[TASK PROMPT]: Line count for "caption": tally the lines of the records below that contain it, and give only that number.

[RECORDS SUPPLIED]:
----
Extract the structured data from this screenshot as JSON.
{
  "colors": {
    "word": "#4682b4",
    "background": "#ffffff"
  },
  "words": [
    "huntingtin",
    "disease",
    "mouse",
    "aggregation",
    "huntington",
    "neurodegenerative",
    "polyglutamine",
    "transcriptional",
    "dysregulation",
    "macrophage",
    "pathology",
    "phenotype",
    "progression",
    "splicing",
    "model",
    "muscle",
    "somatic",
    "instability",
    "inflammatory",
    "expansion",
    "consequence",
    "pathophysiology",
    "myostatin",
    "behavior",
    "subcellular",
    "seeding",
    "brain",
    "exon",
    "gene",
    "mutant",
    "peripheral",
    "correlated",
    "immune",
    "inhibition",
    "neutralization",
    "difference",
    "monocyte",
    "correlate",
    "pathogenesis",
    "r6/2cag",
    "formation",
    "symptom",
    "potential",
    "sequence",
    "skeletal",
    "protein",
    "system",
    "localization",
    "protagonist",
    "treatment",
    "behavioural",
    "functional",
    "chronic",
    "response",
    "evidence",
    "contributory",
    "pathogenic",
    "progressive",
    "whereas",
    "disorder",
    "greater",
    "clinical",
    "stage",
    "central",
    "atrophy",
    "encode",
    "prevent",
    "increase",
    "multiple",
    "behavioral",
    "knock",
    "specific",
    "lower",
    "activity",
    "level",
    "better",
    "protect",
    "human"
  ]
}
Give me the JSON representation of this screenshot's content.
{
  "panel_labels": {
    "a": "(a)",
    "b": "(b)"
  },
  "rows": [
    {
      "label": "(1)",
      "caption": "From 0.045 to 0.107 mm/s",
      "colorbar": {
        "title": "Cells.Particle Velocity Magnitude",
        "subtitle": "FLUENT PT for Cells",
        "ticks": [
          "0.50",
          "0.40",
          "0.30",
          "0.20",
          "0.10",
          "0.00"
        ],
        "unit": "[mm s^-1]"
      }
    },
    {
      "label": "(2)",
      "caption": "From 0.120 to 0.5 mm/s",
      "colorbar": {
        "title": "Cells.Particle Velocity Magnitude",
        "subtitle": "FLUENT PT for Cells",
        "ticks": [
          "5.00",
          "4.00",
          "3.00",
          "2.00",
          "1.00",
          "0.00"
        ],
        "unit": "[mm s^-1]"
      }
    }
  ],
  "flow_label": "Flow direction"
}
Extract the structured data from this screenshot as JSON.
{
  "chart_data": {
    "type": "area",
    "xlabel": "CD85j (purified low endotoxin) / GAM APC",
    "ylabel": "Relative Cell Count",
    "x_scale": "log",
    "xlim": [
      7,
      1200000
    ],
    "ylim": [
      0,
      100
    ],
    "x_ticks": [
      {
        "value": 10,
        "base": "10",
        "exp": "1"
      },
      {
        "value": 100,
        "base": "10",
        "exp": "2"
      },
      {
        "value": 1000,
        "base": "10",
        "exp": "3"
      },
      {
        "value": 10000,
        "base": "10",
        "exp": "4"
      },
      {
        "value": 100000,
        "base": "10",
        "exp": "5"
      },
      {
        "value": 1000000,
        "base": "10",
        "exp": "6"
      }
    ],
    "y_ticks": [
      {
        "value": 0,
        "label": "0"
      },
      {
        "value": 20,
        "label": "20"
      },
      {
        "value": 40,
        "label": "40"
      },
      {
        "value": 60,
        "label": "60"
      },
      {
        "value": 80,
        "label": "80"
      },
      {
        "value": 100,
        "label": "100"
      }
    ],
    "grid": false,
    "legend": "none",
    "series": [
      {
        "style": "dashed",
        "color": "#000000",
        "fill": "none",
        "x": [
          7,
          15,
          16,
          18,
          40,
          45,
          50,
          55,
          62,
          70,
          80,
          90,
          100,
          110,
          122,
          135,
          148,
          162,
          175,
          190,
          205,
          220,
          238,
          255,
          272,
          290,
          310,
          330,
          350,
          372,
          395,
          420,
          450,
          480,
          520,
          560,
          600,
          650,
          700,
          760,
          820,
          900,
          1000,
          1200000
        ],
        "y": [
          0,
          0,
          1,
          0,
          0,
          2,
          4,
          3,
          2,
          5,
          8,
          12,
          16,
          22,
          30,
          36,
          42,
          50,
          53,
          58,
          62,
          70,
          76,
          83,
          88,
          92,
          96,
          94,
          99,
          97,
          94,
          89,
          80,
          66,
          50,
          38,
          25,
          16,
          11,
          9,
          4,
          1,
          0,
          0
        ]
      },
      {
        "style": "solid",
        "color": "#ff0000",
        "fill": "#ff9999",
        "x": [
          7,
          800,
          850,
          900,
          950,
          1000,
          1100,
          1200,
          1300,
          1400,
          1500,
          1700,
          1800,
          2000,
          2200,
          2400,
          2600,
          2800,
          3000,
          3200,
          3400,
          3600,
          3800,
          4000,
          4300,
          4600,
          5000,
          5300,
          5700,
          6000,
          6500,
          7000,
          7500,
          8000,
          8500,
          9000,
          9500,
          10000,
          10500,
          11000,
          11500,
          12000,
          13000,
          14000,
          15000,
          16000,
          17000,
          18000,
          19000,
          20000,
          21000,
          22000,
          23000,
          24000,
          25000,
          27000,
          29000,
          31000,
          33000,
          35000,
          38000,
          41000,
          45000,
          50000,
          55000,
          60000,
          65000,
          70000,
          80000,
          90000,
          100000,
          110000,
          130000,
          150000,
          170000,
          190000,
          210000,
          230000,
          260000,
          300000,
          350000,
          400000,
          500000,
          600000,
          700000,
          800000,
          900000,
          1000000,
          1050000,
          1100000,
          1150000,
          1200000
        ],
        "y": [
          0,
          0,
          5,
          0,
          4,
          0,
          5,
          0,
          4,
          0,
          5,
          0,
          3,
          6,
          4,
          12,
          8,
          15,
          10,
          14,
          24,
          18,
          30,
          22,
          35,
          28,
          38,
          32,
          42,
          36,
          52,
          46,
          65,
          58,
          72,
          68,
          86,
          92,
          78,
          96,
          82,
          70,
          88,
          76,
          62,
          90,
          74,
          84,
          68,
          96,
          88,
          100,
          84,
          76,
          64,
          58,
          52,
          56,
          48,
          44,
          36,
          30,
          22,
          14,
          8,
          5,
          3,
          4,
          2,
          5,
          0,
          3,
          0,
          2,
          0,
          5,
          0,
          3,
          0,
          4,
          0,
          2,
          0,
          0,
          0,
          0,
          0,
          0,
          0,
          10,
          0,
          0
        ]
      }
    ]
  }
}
----
[WRITTEN RESPONSE]: 2